Data items:
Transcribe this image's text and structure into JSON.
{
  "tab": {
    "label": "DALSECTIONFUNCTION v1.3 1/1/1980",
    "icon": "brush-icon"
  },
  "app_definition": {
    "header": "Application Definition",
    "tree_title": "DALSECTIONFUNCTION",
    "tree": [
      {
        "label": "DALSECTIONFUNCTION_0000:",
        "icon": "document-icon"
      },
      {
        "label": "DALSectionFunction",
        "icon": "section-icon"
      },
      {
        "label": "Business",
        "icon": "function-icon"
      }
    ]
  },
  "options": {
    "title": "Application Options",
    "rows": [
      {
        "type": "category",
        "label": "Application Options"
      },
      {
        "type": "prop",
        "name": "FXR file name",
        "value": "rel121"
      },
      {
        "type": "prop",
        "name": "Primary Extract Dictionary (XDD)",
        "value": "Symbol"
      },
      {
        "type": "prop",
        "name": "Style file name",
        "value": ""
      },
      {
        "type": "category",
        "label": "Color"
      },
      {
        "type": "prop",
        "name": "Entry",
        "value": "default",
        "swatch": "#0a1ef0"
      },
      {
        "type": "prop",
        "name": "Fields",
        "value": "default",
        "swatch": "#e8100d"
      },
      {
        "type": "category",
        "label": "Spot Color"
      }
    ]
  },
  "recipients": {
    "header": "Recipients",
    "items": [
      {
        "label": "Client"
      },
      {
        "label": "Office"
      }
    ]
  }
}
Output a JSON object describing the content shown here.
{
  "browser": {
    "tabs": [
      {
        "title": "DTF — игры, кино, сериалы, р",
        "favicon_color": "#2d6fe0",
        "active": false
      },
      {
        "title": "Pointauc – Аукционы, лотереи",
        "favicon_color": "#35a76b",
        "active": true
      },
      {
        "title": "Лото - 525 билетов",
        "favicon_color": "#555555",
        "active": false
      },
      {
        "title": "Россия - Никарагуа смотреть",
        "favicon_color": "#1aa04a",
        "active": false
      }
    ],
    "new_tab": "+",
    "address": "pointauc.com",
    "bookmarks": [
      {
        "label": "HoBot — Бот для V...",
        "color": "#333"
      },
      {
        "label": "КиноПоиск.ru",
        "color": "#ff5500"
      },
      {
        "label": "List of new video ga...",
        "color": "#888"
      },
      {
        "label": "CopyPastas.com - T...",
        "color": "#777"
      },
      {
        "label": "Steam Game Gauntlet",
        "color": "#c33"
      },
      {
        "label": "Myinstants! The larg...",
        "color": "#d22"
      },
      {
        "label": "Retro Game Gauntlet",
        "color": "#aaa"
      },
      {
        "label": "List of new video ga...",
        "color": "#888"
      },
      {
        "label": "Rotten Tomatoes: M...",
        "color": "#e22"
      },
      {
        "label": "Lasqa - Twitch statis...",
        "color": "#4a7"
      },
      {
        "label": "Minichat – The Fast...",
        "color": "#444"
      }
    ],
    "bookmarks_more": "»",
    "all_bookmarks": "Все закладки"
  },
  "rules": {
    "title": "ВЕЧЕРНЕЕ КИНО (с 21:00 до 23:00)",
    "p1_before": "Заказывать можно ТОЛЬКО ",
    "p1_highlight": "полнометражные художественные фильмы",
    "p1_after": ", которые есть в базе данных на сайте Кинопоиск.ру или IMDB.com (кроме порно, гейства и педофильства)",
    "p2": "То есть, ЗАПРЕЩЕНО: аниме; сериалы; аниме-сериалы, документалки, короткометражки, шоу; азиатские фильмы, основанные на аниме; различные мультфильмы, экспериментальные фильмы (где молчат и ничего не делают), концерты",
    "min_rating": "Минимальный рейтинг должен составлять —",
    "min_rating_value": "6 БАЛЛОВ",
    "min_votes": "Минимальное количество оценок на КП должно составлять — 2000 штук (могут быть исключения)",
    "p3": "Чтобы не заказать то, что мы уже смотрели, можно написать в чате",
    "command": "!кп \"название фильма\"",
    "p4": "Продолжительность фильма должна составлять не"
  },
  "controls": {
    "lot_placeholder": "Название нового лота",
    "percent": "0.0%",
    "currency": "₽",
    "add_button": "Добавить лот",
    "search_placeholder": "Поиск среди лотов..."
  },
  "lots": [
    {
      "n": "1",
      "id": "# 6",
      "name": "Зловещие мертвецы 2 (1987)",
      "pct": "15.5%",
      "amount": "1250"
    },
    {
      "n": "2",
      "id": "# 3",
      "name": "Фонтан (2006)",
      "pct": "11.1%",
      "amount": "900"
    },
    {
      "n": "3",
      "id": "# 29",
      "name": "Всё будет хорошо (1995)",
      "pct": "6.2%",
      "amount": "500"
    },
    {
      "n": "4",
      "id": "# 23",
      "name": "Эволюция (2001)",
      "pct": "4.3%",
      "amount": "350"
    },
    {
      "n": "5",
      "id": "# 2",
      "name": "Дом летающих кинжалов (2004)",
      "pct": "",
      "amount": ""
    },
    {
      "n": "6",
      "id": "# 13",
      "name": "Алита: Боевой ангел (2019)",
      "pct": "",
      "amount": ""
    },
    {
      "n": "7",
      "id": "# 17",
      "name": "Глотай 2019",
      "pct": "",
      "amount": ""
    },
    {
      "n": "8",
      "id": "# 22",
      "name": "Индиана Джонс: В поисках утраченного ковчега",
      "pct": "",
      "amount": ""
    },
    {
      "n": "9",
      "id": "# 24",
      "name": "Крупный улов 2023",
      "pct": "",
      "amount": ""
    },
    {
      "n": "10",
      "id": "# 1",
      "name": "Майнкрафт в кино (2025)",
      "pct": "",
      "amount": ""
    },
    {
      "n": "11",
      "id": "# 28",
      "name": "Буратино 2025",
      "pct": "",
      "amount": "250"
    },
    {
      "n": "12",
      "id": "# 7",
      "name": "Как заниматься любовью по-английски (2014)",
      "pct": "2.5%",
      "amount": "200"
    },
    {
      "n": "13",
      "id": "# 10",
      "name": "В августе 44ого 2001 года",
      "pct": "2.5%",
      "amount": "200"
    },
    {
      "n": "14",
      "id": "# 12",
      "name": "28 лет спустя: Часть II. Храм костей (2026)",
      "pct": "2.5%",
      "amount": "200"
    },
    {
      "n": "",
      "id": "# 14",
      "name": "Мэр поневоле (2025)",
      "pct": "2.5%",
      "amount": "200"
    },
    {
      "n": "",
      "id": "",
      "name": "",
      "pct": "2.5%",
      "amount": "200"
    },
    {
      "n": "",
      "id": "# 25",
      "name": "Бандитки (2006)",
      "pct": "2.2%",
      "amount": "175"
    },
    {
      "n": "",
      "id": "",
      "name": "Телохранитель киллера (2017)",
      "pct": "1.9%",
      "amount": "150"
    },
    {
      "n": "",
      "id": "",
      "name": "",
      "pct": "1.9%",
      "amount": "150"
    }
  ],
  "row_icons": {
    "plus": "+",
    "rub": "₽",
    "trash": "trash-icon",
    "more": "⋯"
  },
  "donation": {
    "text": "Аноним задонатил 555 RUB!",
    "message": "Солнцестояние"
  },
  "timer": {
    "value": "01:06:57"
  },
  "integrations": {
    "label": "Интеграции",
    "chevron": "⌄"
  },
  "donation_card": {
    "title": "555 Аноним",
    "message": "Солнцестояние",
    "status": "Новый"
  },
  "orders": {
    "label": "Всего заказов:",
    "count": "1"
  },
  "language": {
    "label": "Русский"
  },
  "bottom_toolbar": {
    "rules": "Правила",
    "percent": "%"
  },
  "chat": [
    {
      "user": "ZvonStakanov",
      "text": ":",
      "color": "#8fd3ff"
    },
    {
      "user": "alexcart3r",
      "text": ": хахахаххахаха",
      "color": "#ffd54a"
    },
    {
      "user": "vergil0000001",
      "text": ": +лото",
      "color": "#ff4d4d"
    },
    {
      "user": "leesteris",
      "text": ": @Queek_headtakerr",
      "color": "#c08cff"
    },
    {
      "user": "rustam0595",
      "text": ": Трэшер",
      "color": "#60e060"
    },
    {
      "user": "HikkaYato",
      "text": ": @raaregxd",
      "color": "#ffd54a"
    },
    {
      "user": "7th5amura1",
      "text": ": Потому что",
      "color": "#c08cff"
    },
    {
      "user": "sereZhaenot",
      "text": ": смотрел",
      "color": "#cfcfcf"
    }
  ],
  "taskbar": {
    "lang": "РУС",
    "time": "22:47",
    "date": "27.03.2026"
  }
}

● **GIVEN REQUEST**:
Determine the count of lines in the data above with the string "можно" in them, and give that count alone.

● **RESULT OF THIS EXERCISE**:
2